**Given exercise:** Check each line of the records below and collect those that include the word "document".

Part of a data file
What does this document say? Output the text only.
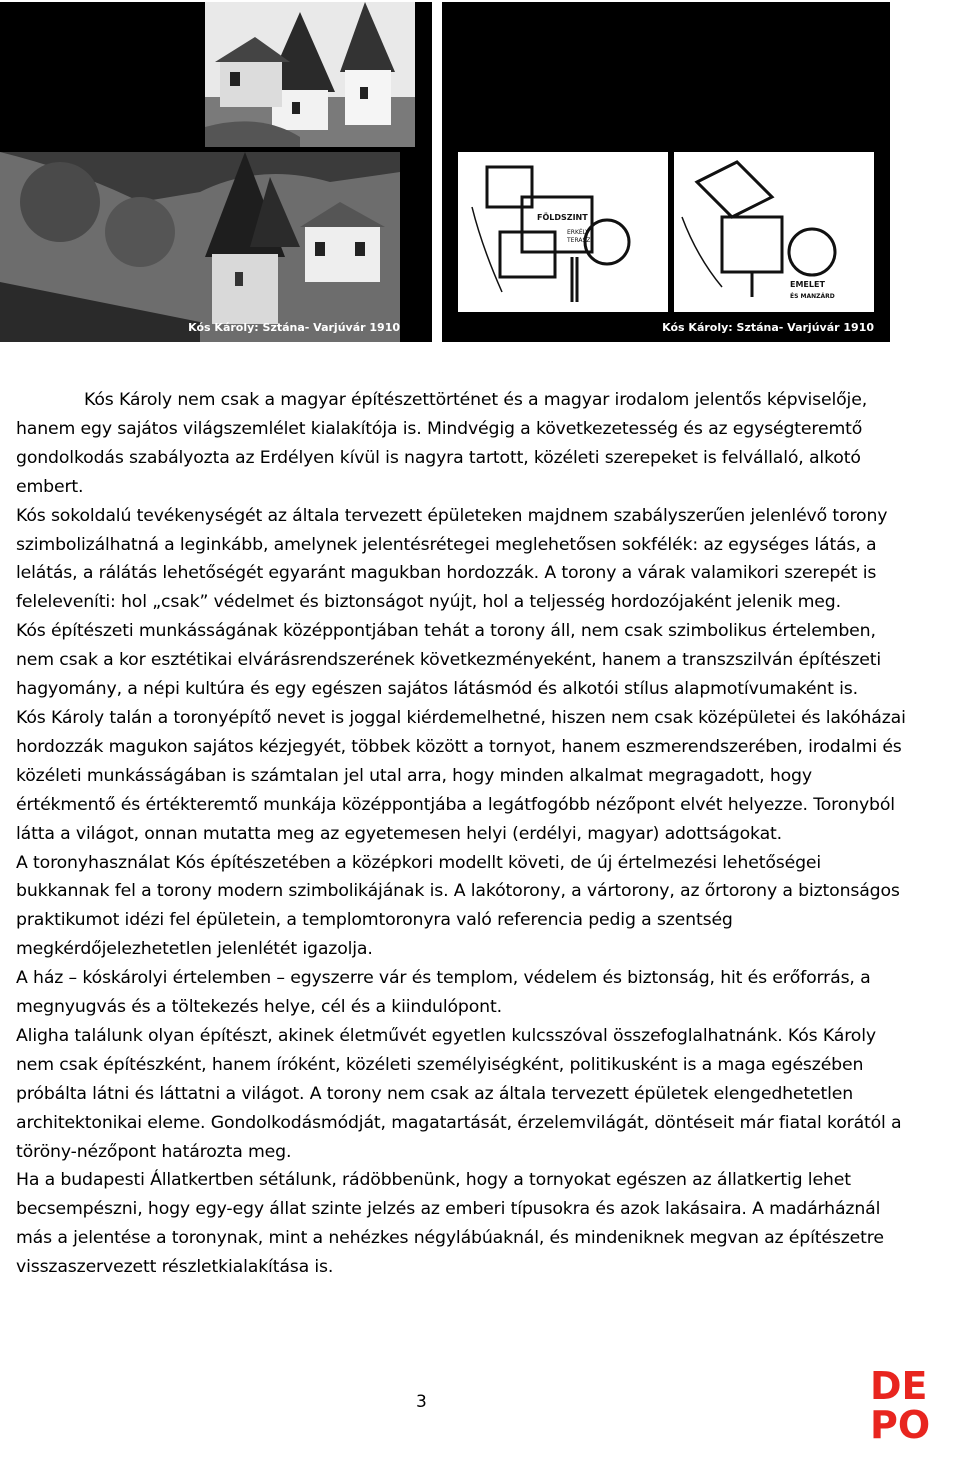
Kós Károly: Sztána- Varjúvár 1910
FÖLDSZINT
ERKÉLY
TERASZ
EMELET
ÉS MANZÁRD
Kós Károly: Sztána- Varjúvár 1910

Kós Károly nem csak a magyar építészettörténet és a magyar irodalom jelentős képviselője, hanem egy sajátos világszemlélet kialakítója is. Mindvégig a következetesség és az egységteremtő gondolkodás szabályozta az Erdélyen kívül is nagyra tartott, közéleti szerepeket is felvállaló, alkotó embert.

Kós sokoldalú tevékenységét az általa tervezett épületeken majdnem szabályszerűen jelenlévő torony szimbolizálhatná a leginkább, amelynek jelentésrétegei meglehetősen sokfélék: az egységes látás, a lelátás, a rálátás lehetőségét egyaránt magukban hordozzák. A torony a várak valamikori szerepét is feleleveníti: hol „csak” védelmet és biztonságot nyújt, hol a teljesség hordozójaként jelenik meg.

Kós építészeti munkásságának középpontjában tehát a torony áll, nem csak szimbolikus értelemben, nem csak a kor esztétikai elvárásrendszerének következményeként, hanem a transzszilván építészeti hagyomány, a népi kultúra és egy egészen sajátos látásmód és alkotói stílus alapmotívumaként is.

Kós Károly talán a toronyépítő nevet is joggal kiérdemelhetné, hiszen nem csak középületei és lakóházai hordozzák magukon sajátos kézjegyét, többek között a tornyot, hanem eszmerendszerében, irodalmi és közéleti munkásságában is számtalan jel utal arra, hogy minden alkalmat megragadott, hogy értékmentő és értékteremtő munkája középpontjába a legátfogóbb nézőpont elvét helyezze. Toronyból látta a világot, onnan mutatta meg az egyetemesen helyi (erdélyi, magyar) adottságokat.

A toronyhasználat Kós építészetében a középkori modellt követi, de új értelmezési lehetőségei bukkannak fel a torony modern szimbolikájának is. A lakótorony, a vártorony, az őrtorony a biztonságos praktikumot idézi fel épületein, a templomtoronyra való referencia pedig a szentség megkérdőjelezhetetlen jelenlétét igazolja.

A ház – kóskárolyi értelemben – egyszerre vár és templom, védelem és biztonság, hit és erőforrás, a megnyugvás és a töltekezés helye, cél és a kiindulópont.

Aligha találunk olyan építészt, akinek életművét egyetlen kulcsszóval összefoglalhatnánk. Kós Károly nem csak építészként, hanem íróként, közéleti személyiségként, politikusként is a maga egészében próbálta látni és láttatni a világot. A torony nem csak az általa tervezett épületek elengedhetetlen architektonikai eleme. Gondolkodásmódját, magatartását, érzelemvilágát, döntéseit már fiatal korától a töröny-nézőpont határozta meg.

Ha a budapesti Állatkertben sétálunk, rádöbbenünk, hogy a tornyokat egészen az állatkertig lehet becsempészni, hogy egy-egy állat szinte jelzés az emberi típusokra és azok lakásaira. A madárháznál más a jelentése a toronynak, mint a nehézkes négylábúaknál, és mindeniknek megvan az építészetre visszaszervezett részletkialakítása is.

3	DE
PO
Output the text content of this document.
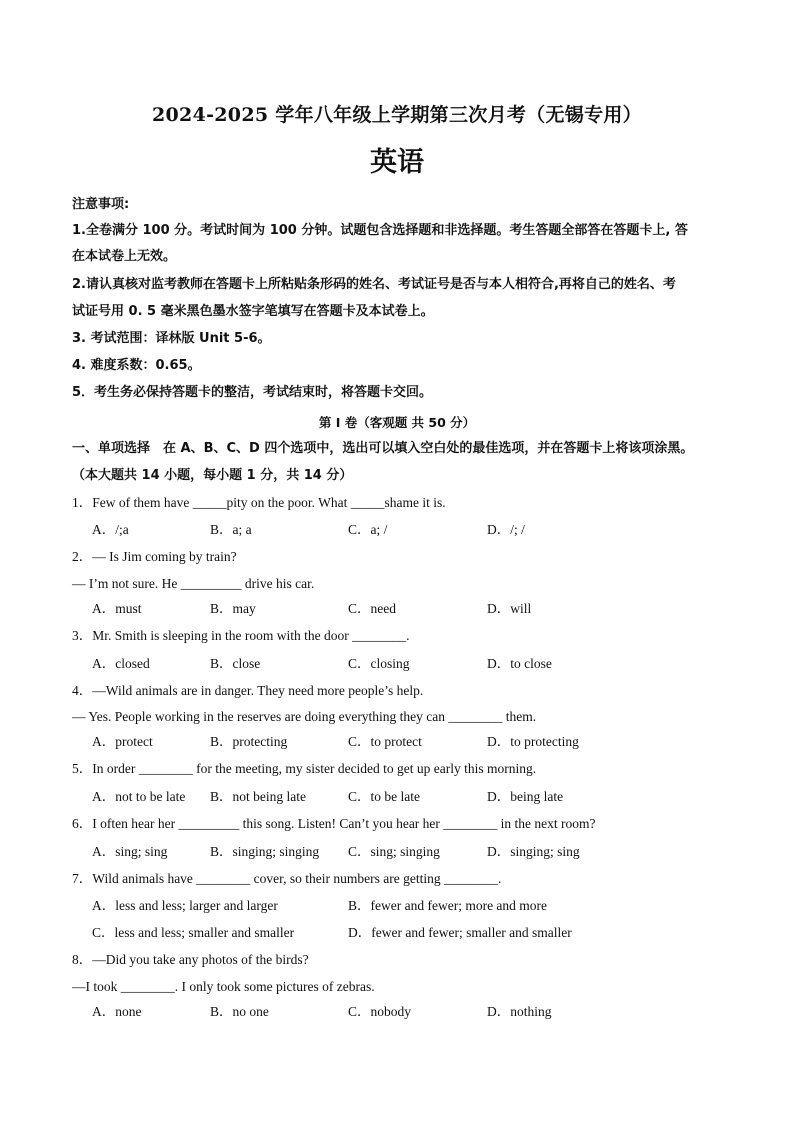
2024-2025 学年八年级上学期第三次月考（无锡专用）
英语
注意事项:
1.全卷满分 100 分。考试时间为 100 分钟。试题包含选择题和非选择题。考生答题全部答在答题卡上, 答
在本试卷上无效。
2.请认真核对监考教师在答题卡上所粘贴条形码的姓名、考试证号是否与本人相符合,再将自己的姓名、考
试证号用 0. 5 毫米黑色墨水签字笔填写在答题卡及本试卷上。
3. 考试范围：译林版 Unit 5-6。
4. 难度系数：0.65。
5．考生务必保持答题卡的整洁，考试结束时，将答题卡交回。
第 I 卷（客观题 共 50 分）
一、单项选择　在 A、B、C、D 四个选项中，选出可以填入空白处的最佳选项，并在答题卡上将该项涂黑。
（本大题共 14 小题，每小题 1 分，共 14 分）
1．Few of them have _____pity on the poor. What _____shame it is.
A．/;a	B．a; a	C．a; /	D．/; /
2．— Is Jim coming by train?
— I’m not sure. He _________ drive his car.
A．must	B．may	C．need	D．will
3．Mr. Smith is sleeping in the room with the door ________.
A．closed	B．close	C．closing	D．to close
4．—Wild animals are in danger. They need more people’s help.
— Yes. People working in the reserves are doing everything they can ________ them.
A．protect	B．protecting	C．to protect	D．to protecting
5．In order ________ for the meeting, my sister decided to get up early this morning.
A．not to be late B．not being late	C．to be late	D．being late
6．I often hear her _________ this song. Listen! Can’t you hear her ________ in the next room?
A．sing; sing	B．singing; singing C．sing; singing	D．singing; sing
7．Wild animals have ________ cover, so their numbers are getting ________.
A．less and less; larger and larger	B．fewer and fewer; more and more
C．less and less; smaller and smaller	D．fewer and fewer; smaller and smaller
8．—Did you take any photos of the birds?
—I took ________. I only took some pictures of zebras.
A．none	B．no one	C．nobody	D．nothing
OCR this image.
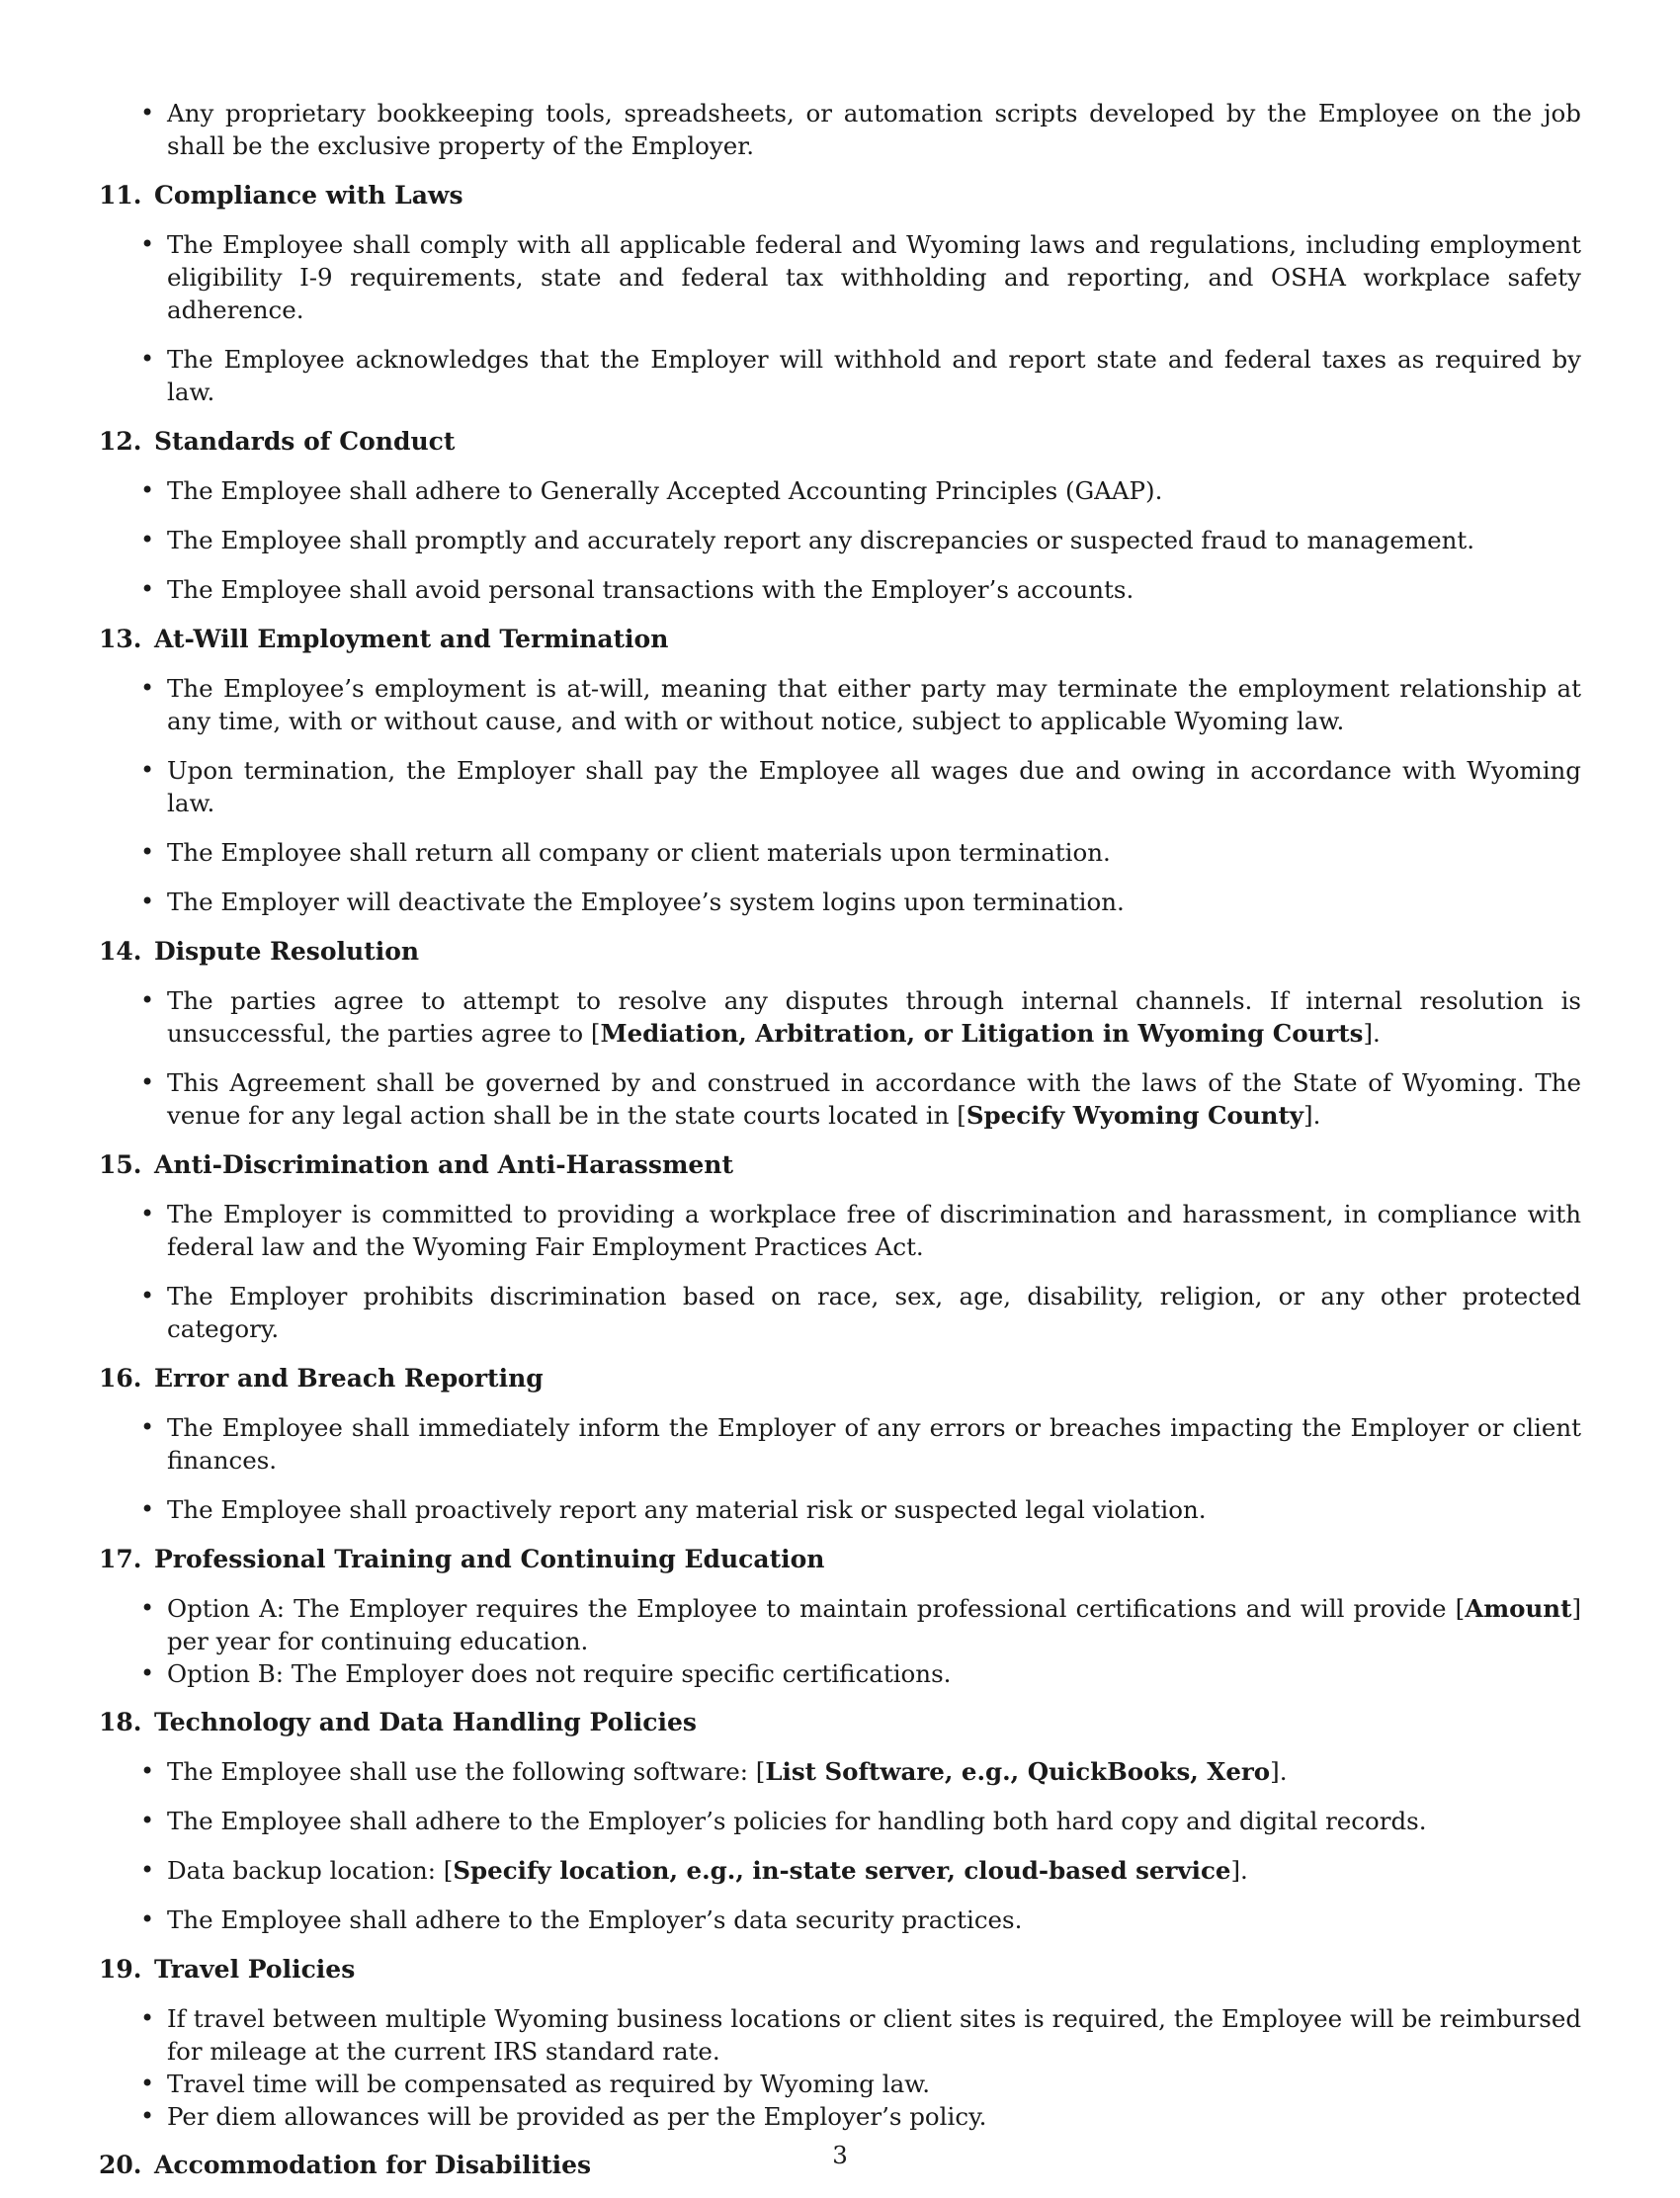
• Any proprietary bookkeeping tools, spreadsheets, or automation scripts developed by the Employee on the job shall be the exclusive property of the Employer.
11. Compliance with Laws
• The Employee shall comply with all applicable federal and Wyoming laws and regulations, including employment eligibility I-9 requirements, state and federal tax withholding and reporting, and OSHA workplace safety adherence.
• The Employee acknowledges that the Employer will withhold and report state and federal taxes as required by law.
12. Standards of Conduct
• The Employee shall adhere to Generally Accepted Accounting Principles (GAAP).
• The Employee shall promptly and accurately report any discrepancies or suspected fraud to management.
• The Employee shall avoid personal transactions with the Employer’s accounts.
13. At-Will Employment and Termination
• The Employee’s employment is at-will, meaning that either party may terminate the employment relationship at any time, with or without cause, and with or without notice, subject to applicable Wyoming law.
• Upon termination, the Employer shall pay the Employee all wages due and owing in accordance with Wyoming law.
• The Employee shall return all company or client materials upon termination.
• The Employer will deactivate the Employee’s system logins upon termination.
14. Dispute Resolution
• The parties agree to attempt to resolve any disputes through internal channels. If internal resolution is unsuccessful, the parties agree to [Mediation, Arbitration, or Litigation in Wyoming Courts].
• This Agreement shall be governed by and construed in accordance with the laws of the State of Wyoming. The venue for any legal action shall be in the state courts located in [Specify Wyoming County].
15. Anti-Discrimination and Anti-Harassment
• The Employer is committed to providing a workplace free of discrimination and harassment, in compliance with federal law and the Wyoming Fair Employment Practices Act.
• The Employer prohibits discrimination based on race, sex, age, disability, religion, or any other protected category.
16. Error and Breach Reporting
• The Employee shall immediately inform the Employer of any errors or breaches impacting the Employer or client finances.
• The Employee shall proactively report any material risk or suspected legal violation.
17. Professional Training and Continuing Education
• Option A: The Employer requires the Employee to maintain professional certifications and will provide [Amount] per year for continuing education.
• Option B: The Employer does not require specific certifications.
18. Technology and Data Handling Policies
• The Employee shall use the following software: [List Software, e.g., QuickBooks, Xero].
• The Employee shall adhere to the Employer’s policies for handling both hard copy and digital records.
• Data backup location: [Specify location, e.g., in-state server, cloud-based service].
• The Employee shall adhere to the Employer’s data security practices.
19. Travel Policies
• If travel between multiple Wyoming business locations or client sites is required, the Employee will be reimbursed for mileage at the current IRS standard rate.
• Travel time will be compensated as required by Wyoming law.
• Per diem allowances will be provided as per the Employer’s policy.
20. Accommodation for Disabilities	3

**Reply:**
What does this document say? Output the text only.
Output the text content of this document.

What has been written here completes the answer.